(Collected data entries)
---
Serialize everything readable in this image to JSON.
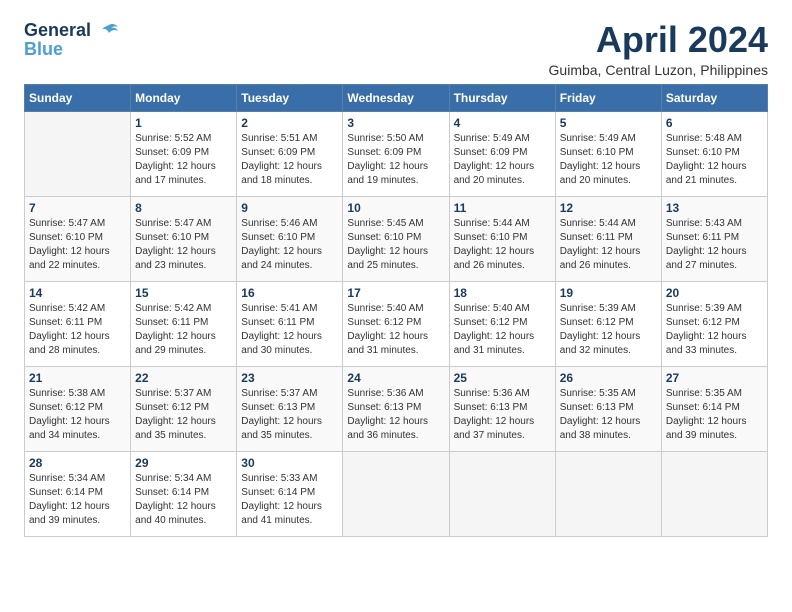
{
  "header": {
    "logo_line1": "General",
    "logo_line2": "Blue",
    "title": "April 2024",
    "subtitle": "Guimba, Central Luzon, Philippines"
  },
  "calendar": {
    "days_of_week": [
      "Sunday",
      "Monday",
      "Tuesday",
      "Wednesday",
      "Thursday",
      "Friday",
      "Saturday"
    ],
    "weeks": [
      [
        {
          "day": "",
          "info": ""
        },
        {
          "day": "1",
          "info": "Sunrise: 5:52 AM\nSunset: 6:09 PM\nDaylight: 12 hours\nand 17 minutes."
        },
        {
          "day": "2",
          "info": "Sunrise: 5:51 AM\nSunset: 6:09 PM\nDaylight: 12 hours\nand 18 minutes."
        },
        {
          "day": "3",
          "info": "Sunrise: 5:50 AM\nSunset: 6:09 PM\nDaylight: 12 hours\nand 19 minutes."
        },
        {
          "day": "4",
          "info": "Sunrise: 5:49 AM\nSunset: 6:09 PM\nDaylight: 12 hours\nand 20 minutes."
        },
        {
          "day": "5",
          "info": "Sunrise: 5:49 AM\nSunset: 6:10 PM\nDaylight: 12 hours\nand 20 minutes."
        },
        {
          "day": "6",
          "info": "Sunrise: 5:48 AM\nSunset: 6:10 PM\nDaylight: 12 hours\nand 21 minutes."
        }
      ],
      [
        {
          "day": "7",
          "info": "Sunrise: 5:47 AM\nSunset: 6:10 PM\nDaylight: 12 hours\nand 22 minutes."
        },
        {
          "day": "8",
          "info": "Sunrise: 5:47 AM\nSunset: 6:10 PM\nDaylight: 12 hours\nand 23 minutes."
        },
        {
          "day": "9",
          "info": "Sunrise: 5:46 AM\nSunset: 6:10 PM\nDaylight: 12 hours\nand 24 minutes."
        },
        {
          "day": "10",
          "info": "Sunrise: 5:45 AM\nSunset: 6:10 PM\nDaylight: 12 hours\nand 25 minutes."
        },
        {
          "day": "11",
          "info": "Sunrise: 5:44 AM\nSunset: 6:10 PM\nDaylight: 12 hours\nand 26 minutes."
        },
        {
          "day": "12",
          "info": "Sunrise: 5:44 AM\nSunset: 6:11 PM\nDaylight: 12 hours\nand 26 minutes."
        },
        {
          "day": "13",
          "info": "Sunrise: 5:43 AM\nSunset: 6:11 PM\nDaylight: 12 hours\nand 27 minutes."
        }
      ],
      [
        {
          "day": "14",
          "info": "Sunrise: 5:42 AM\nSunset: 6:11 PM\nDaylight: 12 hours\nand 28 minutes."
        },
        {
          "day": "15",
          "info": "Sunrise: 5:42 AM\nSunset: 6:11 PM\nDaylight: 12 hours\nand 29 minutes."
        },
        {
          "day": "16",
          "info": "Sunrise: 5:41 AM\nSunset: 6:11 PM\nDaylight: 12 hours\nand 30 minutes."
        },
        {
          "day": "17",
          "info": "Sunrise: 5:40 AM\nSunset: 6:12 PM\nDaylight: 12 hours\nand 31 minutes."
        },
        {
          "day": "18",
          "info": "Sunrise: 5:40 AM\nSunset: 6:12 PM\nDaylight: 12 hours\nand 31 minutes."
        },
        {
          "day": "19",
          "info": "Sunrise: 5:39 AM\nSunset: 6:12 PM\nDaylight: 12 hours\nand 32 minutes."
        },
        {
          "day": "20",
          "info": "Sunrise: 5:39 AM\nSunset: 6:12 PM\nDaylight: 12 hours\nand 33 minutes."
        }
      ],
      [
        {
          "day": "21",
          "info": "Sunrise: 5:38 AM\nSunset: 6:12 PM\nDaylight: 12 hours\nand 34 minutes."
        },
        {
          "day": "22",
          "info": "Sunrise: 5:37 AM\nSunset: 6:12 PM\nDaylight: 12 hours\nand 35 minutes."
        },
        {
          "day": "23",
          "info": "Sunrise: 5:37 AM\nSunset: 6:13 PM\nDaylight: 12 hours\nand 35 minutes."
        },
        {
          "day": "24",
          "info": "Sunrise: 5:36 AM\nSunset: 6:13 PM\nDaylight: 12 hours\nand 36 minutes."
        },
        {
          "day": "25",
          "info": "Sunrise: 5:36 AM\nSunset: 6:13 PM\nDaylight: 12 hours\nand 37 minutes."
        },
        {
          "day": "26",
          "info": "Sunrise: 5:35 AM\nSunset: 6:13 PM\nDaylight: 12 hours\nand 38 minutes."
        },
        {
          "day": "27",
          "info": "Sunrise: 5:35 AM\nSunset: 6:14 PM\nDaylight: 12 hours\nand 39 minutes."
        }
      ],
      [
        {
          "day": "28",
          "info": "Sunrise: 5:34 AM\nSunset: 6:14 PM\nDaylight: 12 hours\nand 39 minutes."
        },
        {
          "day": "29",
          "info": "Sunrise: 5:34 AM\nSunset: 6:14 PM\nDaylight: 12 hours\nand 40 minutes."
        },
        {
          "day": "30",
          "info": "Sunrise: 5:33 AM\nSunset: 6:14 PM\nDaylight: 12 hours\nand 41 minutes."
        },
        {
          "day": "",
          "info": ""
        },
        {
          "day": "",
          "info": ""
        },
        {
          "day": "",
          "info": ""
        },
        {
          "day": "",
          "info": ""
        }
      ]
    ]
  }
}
---
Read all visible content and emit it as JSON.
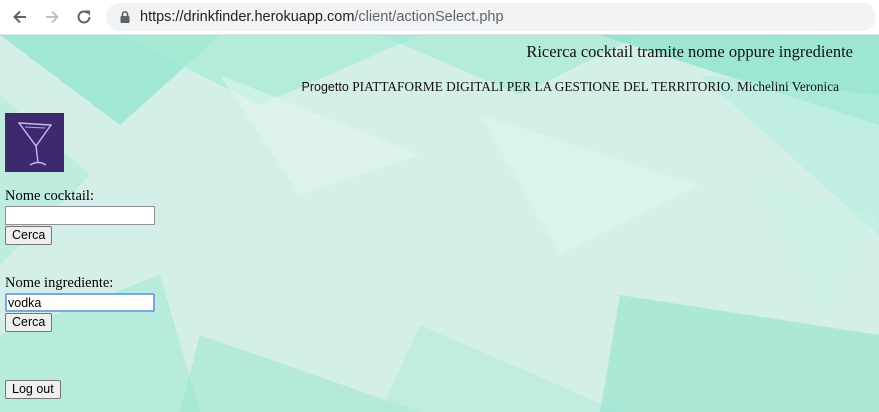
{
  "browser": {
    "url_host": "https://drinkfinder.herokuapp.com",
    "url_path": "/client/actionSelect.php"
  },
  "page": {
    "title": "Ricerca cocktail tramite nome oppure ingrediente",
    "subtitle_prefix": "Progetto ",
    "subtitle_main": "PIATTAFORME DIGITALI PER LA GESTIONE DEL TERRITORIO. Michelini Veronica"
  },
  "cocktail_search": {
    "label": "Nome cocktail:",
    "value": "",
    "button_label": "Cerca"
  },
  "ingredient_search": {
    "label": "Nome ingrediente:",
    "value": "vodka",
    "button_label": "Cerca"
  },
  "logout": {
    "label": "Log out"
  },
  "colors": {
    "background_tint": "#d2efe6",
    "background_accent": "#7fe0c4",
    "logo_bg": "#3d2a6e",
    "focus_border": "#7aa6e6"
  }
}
---
_Stated exercise:_ Looking at the records above, work out how many lines include the word "JSON", then give that number by itself.

_Exercise output:_ 2